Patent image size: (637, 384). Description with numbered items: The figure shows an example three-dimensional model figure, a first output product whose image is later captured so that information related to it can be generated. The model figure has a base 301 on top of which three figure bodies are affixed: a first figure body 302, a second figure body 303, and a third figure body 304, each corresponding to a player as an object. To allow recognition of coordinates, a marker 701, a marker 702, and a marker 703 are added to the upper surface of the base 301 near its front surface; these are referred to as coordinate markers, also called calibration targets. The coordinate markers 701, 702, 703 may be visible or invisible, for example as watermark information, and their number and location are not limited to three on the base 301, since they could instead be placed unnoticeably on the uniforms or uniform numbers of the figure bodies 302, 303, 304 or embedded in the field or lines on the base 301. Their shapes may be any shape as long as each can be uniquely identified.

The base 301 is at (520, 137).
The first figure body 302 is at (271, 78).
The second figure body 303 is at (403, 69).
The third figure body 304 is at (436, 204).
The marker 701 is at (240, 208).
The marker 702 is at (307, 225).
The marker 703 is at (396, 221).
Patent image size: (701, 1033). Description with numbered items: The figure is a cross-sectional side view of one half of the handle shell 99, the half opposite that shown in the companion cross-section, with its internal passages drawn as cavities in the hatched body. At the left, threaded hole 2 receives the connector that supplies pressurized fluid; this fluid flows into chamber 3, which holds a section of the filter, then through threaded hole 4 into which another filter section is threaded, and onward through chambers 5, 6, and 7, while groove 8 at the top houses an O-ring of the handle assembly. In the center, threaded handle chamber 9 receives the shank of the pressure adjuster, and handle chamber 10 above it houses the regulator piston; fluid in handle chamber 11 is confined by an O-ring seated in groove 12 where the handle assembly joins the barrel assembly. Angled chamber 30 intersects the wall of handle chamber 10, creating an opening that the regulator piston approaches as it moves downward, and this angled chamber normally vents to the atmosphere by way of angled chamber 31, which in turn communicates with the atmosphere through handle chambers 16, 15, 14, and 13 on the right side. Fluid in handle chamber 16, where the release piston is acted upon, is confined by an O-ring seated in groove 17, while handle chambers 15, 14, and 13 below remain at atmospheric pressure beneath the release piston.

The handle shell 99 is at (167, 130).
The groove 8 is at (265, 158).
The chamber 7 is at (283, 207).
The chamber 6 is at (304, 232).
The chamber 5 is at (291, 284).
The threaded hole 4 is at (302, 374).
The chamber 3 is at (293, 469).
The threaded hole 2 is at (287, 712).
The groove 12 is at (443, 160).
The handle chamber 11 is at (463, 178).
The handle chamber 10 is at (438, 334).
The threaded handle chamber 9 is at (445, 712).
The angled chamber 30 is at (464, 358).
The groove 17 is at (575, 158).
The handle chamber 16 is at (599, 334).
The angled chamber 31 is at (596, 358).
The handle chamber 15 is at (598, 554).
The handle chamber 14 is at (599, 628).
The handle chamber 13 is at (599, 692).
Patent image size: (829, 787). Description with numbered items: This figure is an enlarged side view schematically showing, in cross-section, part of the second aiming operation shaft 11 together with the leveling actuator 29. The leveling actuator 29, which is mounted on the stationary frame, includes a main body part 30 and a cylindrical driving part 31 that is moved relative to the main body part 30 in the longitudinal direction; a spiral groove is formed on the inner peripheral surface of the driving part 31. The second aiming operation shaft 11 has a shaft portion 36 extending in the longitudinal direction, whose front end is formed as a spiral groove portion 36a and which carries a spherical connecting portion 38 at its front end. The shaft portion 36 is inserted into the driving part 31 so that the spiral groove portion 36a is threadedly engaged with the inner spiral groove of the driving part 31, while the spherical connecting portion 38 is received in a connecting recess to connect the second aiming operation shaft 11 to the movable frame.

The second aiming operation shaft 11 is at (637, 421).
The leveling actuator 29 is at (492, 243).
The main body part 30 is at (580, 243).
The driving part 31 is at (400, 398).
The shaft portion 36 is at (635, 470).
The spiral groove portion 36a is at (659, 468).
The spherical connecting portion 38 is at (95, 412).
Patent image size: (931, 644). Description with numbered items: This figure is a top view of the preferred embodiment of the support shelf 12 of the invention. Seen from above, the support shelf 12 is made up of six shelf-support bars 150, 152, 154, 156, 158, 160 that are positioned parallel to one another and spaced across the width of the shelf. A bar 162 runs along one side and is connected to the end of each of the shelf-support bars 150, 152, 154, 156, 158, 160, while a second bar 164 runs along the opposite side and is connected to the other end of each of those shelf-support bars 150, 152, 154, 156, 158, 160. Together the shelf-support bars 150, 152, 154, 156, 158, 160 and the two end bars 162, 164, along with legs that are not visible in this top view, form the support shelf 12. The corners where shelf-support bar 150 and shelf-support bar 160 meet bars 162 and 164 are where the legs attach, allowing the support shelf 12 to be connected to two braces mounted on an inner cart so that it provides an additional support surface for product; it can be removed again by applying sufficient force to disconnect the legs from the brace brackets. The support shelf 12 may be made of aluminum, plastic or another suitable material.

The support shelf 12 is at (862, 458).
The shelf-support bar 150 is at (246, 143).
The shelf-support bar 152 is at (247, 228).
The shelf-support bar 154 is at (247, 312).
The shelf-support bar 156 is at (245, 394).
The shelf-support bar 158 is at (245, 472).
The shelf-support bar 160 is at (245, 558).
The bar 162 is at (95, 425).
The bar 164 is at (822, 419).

....

Objective: Rewrite all of the entries above with each "Patent image size" renamed to "Drawing dimensions", leaving everything else unchanged.

Response:
Drawing dimensions: (637, 384). Description with numbered items: The figure shows an example three-dimensional model figure, a first output product whose image is later captured so that information related to it can be generated. The model figure has a base 301 on top of which three figure bodies are affixed: a first figure body 302, a second figure body 303, and a third figure body 304, each corresponding to a player as an object. To allow recognition of coordinates, a marker 701, a marker 702, and a marker 703 are added to the upper surface of the base 301 near its front surface; these are referred to as coordinate markers, also called calibration targets. The coordinate markers 701, 702, 703 may be visible or invisible, for example as watermark information, and their number and location are not limited to three on the base 301, since they could instead be placed unnoticeably on the uniforms or uniform numbers of the figure bodies 302, 303, 304 or embedded in the field or lines on the base 301. Their shapes may be any shape as long as each can be uniquely identified.

The base 301 is at (520, 137).
The first figure body 302 is at (271, 78).
The second figure body 303 is at (403, 69).
The third figure body 304 is at (436, 204).
The marker 701 is at (240, 208).
The marker 702 is at (307, 225).
The marker 703 is at (396, 221).
Drawing dimensions: (701, 1033). Description with numbered items: The figure is a cross-sectional side view of one half of the handle shell 99, the half opposite that shown in the companion cross-section, with its internal passages drawn as cavities in the hatched body. At the left, threaded hole 2 receives the connector that supplies pressurized fluid; this fluid flows into chamber 3, which holds a section of the filter, then through threaded hole 4 into which another filter section is threaded, and onward through chambers 5, 6, and 7, while groove 8 at the top houses an O-ring of the handle assembly. In the center, threaded handle chamber 9 receives the shank of the pressure adjuster, and handle chamber 10 above it houses the regulator piston; fluid in handle chamber 11 is confined by an O-ring seated in groove 12 where the handle assembly joins the barrel assembly. Angled chamber 30 intersects the wall of handle chamber 10, creating an opening that the regulator piston approaches as it moves downward, and this angled chamber normally vents to the atmosphere by way of angled chamber 31, which in turn communicates with the atmosphere through handle chambers 16, 15, 14, and 13 on the right side. Fluid in handle chamber 16, where the release piston is acted upon, is confined by an O-ring seated in groove 17, while handle chambers 15, 14, and 13 below remain at atmospheric pressure beneath the release piston.

The handle shell 99 is at (167, 130).
The groove 8 is at (265, 158).
The chamber 7 is at (283, 207).
The chamber 6 is at (304, 232).
The chamber 5 is at (291, 284).
The threaded hole 4 is at (302, 374).
The chamber 3 is at (293, 469).
The threaded hole 2 is at (287, 712).
The groove 12 is at (443, 160).
The handle chamber 11 is at (463, 178).
The handle chamber 10 is at (438, 334).
The threaded handle chamber 9 is at (445, 712).
The angled chamber 30 is at (464, 358).
The groove 17 is at (575, 158).
The handle chamber 16 is at (599, 334).
The angled chamber 31 is at (596, 358).
The handle chamber 15 is at (598, 554).
The handle chamber 14 is at (599, 628).
The handle chamber 13 is at (599, 692).
Drawing dimensions: (829, 787). Description with numbered items: This figure is an enlarged side view schematically showing, in cross-section, part of the second aiming operation shaft 11 together with the leveling actuator 29. The leveling actuator 29, which is mounted on the stationary frame, includes a main body part 30 and a cylindrical driving part 31 that is moved relative to the main body part 30 in the longitudinal direction; a spiral groove is formed on the inner peripheral surface of the driving part 31. The second aiming operation shaft 11 has a shaft portion 36 extending in the longitudinal direction, whose front end is formed as a spiral groove portion 36a and which carries a spherical connecting portion 38 at its front end. The shaft portion 36 is inserted into the driving part 31 so that the spiral groove portion 36a is threadedly engaged with the inner spiral groove of the driving part 31, while the spherical connecting portion 38 is received in a connecting recess to connect the second aiming operation shaft 11 to the movable frame.

The second aiming operation shaft 11 is at (637, 421).
The leveling actuator 29 is at (492, 243).
The main body part 30 is at (580, 243).
The driving part 31 is at (400, 398).
The shaft portion 36 is at (635, 470).
The spiral groove portion 36a is at (659, 468).
The spherical connecting portion 38 is at (95, 412).
Drawing dimensions: (931, 644). Description with numbered items: This figure is a top view of the preferred embodiment of the support shelf 12 of the invention. Seen from above, the support shelf 12 is made up of six shelf-support bars 150, 152, 154, 156, 158, 160 that are positioned parallel to one another and spaced across the width of the shelf. A bar 162 runs along one side and is connected to the end of each of the shelf-support bars 150, 152, 154, 156, 158, 160, while a second bar 164 runs along the opposite side and is connected to the other end of each of those shelf-support bars 150, 152, 154, 156, 158, 160. Together the shelf-support bars 150, 152, 154, 156, 158, 160 and the two end bars 162, 164, along with legs that are not visible in this top view, form the support shelf 12. The corners where shelf-support bar 150 and shelf-support bar 160 meet bars 162 and 164 are where the legs attach, allowing the support shelf 12 to be connected to two braces mounted on an inner cart so that it provides an additional support surface for product; it can be removed again by applying sufficient force to disconnect the legs from the brace brackets. The support shelf 12 may be made of aluminum, plastic or another suitable material.

The support shelf 12 is at (862, 458).
The shelf-support bar 150 is at (246, 143).
The shelf-support bar 152 is at (247, 228).
The shelf-support bar 154 is at (247, 312).
The shelf-support bar 156 is at (245, 394).
The shelf-support bar 158 is at (245, 472).
The shelf-support bar 160 is at (245, 558).
The bar 162 is at (95, 425).
The bar 164 is at (822, 419).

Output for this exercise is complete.